#### [Exercise instructions]
Copy every line of the data in which the word "построить" occurs.

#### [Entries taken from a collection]
================================
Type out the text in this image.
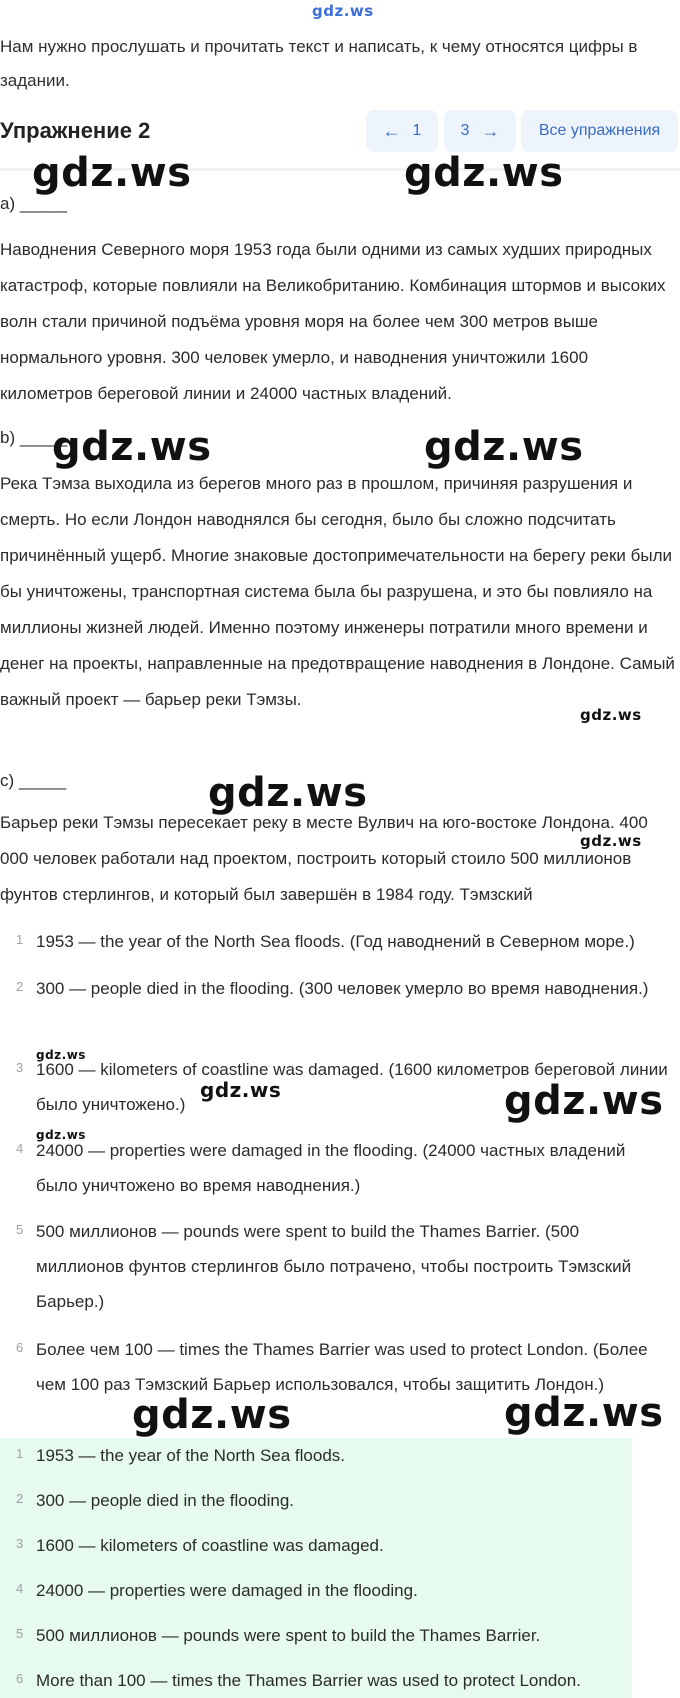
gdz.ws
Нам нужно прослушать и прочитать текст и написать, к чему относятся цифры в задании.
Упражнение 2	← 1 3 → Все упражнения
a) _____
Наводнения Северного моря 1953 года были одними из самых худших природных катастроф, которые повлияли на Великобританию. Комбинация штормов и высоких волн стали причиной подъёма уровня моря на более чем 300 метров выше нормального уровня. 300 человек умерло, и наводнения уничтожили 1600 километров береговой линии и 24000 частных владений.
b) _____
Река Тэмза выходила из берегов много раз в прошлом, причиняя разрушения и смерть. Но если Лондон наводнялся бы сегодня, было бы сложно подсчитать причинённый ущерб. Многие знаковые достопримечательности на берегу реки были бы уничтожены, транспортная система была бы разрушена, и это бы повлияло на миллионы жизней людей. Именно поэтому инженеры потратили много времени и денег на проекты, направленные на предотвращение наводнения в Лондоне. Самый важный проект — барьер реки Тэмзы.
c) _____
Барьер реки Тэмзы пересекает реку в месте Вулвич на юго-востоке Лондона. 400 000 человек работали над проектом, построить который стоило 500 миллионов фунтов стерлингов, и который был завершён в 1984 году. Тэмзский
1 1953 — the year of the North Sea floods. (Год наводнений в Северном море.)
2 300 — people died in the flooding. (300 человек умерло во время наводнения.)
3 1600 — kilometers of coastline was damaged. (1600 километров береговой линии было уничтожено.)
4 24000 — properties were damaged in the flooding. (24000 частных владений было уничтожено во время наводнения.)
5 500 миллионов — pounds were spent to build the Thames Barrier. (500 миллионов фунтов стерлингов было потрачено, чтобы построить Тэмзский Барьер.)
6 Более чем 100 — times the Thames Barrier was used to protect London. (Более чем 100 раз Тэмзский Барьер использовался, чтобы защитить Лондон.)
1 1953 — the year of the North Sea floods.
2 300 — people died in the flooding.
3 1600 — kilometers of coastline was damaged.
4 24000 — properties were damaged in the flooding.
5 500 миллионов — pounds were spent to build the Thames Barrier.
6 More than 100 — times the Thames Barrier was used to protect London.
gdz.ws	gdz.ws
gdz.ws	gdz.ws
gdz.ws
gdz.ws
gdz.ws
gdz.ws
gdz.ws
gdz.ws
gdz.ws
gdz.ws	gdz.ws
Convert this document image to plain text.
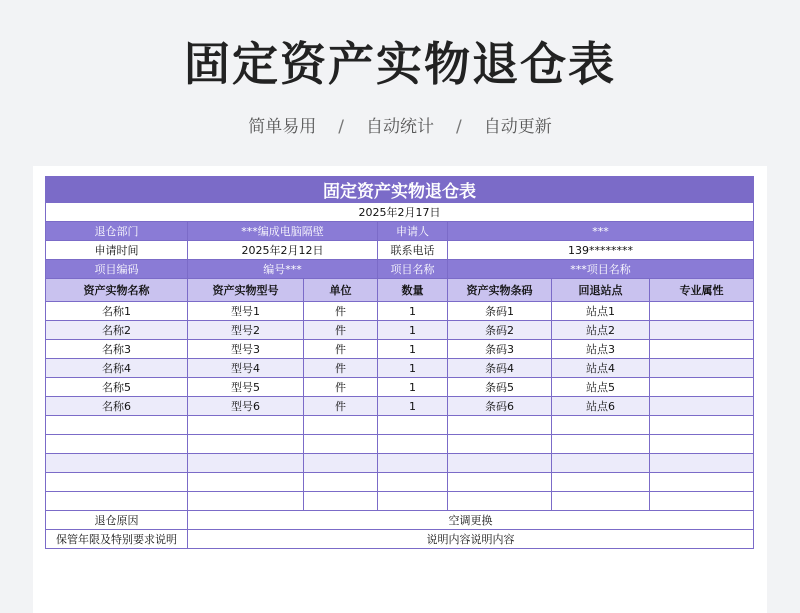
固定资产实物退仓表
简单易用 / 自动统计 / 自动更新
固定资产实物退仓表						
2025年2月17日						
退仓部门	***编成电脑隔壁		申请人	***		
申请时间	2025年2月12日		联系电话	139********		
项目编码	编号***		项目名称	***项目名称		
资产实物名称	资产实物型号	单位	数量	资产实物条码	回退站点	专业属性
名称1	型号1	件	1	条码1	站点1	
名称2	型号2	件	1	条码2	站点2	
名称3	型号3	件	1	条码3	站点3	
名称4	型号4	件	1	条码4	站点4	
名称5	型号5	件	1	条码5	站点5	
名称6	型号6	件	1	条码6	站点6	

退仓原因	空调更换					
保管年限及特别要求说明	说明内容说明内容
================================
#### [Solution to this task]
Барьер реки Тэмзы пересекает реку в месте Вулвич на юго-востоке Лондона. 400 000 человек работали над проектом, построить который стоило 500 миллионов фунтов стерлингов, и который был завершён в 1984 году. Тэмзский
5 500 миллионов — pounds were spent to build the Thames Barrier. (500 миллионов фунтов стерлингов было потрачено, чтобы построить Тэмзский Барьер.)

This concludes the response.